> **WRITTEN PROBLEM**
Say how many lines contain the string "curve". Give no other output.

Lines of data
________________

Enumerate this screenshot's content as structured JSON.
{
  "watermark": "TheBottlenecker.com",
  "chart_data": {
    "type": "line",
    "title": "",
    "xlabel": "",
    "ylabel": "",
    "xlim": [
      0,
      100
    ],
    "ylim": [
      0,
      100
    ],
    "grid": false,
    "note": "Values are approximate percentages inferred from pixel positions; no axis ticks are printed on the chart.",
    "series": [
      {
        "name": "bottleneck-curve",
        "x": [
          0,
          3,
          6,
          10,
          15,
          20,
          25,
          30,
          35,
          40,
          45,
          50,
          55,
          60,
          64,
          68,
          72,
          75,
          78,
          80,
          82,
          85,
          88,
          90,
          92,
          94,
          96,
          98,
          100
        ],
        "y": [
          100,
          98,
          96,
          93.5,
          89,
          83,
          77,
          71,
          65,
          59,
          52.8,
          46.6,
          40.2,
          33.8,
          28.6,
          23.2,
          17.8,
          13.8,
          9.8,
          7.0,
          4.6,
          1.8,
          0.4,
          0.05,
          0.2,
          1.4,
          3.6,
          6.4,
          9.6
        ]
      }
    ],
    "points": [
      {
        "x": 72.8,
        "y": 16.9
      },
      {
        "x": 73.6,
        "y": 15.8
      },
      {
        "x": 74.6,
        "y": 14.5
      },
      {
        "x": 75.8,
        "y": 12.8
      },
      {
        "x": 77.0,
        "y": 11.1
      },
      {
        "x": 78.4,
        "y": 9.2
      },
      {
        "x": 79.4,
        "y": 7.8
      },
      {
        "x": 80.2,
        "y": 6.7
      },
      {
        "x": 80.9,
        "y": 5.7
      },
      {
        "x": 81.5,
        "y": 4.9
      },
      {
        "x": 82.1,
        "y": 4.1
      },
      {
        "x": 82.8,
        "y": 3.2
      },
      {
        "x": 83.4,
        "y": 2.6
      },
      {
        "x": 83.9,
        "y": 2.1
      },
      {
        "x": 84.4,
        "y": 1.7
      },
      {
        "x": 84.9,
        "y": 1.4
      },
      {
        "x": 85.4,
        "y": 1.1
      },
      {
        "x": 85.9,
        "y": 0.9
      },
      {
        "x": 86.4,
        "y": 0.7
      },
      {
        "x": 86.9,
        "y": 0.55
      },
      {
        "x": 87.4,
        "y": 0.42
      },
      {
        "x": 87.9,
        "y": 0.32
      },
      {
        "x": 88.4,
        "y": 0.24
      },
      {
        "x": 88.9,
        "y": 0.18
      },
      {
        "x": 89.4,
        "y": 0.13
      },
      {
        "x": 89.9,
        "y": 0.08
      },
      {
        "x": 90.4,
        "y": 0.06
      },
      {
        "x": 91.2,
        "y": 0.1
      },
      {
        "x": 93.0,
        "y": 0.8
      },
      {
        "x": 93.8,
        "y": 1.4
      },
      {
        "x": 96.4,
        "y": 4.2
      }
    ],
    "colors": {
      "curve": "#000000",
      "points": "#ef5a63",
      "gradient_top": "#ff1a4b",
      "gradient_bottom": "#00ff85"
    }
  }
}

________________

> **ANSWER TO THIS PROBLEM**
2